What is the count of lines in the listing below that hold the string "Prices"? Reply with that number alone.

>> start DATA SUPPLIED

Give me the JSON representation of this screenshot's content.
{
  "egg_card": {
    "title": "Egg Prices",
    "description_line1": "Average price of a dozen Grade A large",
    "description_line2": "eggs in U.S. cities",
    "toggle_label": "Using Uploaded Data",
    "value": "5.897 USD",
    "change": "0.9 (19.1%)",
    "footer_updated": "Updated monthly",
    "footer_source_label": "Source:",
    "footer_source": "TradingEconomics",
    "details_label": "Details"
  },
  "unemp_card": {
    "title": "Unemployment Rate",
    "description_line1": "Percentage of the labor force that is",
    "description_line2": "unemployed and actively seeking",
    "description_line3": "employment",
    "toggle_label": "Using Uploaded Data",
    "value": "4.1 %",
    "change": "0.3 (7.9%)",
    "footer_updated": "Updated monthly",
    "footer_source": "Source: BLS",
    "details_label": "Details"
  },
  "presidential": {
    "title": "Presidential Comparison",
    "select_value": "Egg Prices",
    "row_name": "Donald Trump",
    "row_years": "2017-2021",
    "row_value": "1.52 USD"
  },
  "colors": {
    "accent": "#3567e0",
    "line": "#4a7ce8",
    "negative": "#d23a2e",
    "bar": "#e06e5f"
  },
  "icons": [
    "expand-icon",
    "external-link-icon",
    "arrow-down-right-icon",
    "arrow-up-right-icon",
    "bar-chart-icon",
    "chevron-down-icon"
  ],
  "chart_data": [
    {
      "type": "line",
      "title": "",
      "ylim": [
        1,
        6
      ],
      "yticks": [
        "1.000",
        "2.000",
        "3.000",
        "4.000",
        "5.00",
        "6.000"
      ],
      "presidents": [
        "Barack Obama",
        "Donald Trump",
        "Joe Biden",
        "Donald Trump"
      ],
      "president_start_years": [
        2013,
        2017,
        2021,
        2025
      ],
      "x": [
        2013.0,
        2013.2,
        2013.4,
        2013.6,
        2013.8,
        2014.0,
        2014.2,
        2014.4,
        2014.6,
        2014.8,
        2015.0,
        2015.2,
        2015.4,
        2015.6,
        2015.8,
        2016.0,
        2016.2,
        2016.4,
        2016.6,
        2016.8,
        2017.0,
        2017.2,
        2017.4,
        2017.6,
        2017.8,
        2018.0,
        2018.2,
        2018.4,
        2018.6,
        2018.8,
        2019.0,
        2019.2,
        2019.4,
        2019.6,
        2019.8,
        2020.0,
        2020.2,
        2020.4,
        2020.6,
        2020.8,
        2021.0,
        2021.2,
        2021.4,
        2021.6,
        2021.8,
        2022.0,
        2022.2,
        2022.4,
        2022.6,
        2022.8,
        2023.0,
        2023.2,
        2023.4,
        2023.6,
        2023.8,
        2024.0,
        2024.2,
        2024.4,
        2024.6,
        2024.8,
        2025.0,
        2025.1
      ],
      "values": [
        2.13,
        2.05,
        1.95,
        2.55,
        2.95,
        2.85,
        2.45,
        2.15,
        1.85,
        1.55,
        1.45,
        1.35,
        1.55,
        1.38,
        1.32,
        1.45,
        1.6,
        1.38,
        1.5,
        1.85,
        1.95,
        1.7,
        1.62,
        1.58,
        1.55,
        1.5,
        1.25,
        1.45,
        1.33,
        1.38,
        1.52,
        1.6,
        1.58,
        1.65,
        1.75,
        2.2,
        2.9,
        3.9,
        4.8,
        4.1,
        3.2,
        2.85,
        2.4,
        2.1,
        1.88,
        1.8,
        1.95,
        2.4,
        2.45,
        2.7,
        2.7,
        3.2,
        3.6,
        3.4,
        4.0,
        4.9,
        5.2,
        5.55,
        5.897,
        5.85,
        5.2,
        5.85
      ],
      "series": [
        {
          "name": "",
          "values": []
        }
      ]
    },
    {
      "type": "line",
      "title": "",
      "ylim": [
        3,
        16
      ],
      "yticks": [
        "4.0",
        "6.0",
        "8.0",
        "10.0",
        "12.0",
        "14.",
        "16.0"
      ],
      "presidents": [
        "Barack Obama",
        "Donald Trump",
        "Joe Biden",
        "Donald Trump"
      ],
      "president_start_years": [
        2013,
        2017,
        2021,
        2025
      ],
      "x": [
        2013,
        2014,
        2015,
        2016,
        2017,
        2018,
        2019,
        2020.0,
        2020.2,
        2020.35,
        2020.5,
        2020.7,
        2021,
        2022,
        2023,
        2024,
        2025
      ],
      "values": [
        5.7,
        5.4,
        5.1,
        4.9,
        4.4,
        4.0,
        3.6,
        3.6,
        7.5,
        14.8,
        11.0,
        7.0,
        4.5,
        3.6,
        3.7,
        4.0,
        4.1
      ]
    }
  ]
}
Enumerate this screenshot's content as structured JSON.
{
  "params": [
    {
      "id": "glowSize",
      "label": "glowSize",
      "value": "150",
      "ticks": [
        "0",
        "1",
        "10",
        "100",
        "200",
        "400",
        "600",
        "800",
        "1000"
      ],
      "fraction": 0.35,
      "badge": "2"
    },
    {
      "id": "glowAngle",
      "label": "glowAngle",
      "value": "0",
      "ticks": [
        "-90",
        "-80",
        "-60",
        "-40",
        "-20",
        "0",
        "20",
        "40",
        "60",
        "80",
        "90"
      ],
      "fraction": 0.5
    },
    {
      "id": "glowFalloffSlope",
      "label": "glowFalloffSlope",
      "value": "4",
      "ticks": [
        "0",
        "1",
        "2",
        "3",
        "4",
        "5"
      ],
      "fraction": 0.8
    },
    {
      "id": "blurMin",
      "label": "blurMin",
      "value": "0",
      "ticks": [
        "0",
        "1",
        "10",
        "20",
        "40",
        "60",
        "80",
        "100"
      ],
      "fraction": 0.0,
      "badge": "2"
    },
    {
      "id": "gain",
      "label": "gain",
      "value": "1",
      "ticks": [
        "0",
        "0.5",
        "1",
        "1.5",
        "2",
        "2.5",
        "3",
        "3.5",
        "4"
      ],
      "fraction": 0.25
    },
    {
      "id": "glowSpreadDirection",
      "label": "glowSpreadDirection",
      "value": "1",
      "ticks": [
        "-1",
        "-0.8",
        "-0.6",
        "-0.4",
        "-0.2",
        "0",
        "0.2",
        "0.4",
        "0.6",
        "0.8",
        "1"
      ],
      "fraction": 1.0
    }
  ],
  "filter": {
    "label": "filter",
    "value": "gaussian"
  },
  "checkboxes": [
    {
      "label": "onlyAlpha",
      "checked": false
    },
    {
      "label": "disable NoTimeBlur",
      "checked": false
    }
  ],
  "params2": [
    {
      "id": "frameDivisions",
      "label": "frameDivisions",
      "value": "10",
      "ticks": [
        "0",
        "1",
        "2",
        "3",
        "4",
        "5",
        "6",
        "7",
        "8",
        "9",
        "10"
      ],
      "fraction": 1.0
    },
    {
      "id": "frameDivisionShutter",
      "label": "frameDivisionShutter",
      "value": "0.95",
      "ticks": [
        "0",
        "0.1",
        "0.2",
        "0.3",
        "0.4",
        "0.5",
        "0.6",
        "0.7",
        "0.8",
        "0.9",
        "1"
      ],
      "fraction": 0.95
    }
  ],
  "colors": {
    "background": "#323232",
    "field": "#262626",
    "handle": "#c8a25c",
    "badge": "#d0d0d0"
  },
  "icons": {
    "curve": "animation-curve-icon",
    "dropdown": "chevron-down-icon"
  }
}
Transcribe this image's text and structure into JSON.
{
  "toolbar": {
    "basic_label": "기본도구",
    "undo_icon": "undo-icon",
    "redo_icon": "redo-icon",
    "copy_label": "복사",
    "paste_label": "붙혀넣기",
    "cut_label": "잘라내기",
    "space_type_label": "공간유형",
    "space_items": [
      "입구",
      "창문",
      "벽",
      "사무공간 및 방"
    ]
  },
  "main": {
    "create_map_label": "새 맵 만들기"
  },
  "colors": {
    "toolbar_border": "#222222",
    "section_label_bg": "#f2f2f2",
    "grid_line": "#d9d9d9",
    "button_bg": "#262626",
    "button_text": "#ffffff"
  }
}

>> end DATA SUPPLIED

### THE REPLY
2